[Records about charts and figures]
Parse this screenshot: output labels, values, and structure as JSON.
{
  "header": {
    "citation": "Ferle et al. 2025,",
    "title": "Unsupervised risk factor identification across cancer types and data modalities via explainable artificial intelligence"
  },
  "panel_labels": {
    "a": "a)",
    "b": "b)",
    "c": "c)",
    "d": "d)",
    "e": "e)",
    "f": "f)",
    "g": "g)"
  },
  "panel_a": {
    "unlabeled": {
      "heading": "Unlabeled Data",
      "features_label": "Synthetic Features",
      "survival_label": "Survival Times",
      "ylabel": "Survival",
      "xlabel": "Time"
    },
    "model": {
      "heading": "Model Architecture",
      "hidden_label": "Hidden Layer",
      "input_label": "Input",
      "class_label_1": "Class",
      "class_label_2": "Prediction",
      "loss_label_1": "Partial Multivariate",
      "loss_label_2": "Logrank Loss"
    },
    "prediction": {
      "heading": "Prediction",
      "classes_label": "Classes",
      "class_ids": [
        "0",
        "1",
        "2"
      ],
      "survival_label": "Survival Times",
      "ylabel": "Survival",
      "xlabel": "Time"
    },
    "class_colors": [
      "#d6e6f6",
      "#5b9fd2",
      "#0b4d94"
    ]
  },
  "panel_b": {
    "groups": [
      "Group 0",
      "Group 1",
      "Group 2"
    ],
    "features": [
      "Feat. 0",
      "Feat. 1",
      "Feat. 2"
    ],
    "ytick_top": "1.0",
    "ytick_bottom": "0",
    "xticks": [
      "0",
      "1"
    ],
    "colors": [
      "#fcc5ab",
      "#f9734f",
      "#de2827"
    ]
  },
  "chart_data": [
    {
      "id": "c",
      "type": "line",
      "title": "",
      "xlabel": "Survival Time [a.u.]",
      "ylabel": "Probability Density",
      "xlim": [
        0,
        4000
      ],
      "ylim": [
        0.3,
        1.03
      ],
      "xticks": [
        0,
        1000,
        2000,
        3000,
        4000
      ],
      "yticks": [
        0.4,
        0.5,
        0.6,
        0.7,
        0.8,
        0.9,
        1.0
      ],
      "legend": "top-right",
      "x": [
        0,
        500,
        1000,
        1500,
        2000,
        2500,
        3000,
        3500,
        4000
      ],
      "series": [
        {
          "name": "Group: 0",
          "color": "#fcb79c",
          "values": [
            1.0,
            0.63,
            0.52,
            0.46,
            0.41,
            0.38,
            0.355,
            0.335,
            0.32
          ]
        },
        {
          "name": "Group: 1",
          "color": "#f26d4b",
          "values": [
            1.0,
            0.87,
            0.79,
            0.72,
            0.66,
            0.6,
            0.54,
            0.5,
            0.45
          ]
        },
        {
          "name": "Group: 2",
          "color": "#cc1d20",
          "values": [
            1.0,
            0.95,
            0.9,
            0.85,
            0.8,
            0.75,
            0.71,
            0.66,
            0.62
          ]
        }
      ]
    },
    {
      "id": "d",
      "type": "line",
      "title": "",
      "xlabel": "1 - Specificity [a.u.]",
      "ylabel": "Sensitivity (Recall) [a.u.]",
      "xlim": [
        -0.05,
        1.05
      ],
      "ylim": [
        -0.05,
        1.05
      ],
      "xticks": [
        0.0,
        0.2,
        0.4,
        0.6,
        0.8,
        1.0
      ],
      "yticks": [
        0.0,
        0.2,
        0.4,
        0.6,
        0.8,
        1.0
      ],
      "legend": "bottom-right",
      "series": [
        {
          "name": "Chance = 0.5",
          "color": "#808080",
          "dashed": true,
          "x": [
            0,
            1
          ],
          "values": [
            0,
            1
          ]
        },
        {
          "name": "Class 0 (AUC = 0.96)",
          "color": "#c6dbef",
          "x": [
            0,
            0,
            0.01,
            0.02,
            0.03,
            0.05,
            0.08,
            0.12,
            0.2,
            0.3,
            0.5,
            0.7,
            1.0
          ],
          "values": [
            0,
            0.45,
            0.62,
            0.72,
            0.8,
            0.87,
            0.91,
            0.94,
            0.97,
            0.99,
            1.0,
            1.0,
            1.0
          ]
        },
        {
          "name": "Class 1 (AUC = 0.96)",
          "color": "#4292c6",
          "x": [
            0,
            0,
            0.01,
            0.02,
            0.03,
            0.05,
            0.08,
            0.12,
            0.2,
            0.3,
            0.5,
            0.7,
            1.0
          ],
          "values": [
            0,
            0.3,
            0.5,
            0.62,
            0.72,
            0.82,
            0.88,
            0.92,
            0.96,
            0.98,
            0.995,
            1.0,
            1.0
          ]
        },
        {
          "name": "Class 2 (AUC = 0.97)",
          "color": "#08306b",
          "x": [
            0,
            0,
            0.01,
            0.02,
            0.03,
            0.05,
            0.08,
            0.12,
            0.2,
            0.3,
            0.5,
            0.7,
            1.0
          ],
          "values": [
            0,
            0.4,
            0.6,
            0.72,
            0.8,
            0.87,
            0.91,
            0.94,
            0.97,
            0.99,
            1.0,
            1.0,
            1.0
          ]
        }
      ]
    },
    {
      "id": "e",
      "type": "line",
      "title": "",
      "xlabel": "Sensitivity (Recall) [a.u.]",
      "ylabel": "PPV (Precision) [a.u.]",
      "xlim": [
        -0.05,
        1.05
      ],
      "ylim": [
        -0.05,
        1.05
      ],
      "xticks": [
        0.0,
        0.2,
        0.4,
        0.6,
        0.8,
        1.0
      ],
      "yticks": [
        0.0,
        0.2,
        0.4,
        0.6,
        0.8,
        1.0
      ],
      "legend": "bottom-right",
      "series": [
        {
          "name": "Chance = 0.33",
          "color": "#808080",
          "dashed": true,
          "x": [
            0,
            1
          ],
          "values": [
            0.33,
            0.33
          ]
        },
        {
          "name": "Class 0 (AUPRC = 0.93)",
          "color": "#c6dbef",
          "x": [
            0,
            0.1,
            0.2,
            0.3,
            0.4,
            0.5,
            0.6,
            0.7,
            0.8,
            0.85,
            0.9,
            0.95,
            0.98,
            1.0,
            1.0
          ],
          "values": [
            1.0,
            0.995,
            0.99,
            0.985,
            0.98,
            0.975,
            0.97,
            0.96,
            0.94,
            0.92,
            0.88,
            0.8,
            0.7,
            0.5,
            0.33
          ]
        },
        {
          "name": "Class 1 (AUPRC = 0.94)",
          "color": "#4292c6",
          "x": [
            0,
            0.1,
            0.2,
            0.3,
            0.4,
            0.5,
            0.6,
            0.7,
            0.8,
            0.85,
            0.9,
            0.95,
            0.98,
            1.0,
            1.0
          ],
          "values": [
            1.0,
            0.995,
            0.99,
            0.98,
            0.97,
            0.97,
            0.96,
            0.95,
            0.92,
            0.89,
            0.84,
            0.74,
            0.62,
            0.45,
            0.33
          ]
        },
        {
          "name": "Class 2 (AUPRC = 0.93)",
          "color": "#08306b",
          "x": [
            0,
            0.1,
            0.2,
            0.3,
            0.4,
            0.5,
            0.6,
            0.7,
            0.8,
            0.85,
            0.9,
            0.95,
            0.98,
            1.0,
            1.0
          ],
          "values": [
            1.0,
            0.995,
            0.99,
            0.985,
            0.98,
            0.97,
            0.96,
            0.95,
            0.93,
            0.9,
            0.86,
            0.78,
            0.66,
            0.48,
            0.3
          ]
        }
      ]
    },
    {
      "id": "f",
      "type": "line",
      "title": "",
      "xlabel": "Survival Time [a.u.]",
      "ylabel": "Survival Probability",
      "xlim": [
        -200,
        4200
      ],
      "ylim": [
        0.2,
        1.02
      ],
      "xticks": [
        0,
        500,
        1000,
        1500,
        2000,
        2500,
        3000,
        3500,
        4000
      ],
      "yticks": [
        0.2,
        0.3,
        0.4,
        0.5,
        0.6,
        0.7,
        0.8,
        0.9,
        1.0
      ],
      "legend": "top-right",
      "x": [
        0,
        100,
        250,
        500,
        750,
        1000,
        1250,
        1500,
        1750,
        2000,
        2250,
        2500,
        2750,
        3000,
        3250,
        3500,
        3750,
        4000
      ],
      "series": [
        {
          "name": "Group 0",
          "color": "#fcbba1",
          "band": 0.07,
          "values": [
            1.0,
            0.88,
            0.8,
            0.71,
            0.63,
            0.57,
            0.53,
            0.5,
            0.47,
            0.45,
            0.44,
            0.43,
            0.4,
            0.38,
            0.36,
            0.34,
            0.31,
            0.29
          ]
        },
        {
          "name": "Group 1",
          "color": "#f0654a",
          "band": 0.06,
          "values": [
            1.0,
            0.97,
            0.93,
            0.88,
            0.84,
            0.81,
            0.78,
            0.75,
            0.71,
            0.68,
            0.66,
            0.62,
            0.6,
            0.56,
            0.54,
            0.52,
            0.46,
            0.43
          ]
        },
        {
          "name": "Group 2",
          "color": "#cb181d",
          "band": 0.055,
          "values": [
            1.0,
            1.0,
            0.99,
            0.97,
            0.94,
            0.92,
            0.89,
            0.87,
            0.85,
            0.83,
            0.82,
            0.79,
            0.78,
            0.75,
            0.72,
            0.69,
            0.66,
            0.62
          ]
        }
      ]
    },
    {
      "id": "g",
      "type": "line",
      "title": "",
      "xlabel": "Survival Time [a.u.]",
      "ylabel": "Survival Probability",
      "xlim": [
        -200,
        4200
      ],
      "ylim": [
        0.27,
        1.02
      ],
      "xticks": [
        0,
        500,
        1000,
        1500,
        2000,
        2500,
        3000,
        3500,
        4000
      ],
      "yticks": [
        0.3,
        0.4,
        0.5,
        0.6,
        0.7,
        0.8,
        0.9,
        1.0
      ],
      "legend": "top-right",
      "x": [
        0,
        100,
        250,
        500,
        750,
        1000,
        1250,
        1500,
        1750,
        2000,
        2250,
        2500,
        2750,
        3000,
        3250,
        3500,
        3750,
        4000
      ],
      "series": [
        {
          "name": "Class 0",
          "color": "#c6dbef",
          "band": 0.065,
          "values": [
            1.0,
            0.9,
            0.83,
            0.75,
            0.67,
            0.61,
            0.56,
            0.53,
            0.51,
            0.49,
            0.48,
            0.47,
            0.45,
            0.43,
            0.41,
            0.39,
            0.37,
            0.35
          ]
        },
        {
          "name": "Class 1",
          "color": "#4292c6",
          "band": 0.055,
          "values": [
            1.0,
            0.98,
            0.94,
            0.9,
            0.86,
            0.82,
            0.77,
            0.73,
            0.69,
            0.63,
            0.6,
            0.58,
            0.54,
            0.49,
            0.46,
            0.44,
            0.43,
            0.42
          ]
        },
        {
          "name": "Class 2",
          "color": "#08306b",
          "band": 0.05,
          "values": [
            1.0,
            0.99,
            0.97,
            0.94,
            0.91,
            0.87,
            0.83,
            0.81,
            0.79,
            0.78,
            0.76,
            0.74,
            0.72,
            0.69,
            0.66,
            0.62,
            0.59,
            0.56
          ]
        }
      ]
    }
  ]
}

**Given task:**
Select every line of the records holding the string "AUPRC".

**The reply:**
          "name": "Class 0 (AUPRC = 0.93)",
          "name": "Class 1 (AUPRC = 0.94)",
          "name": "Class 2 (AUPRC = 0.93)",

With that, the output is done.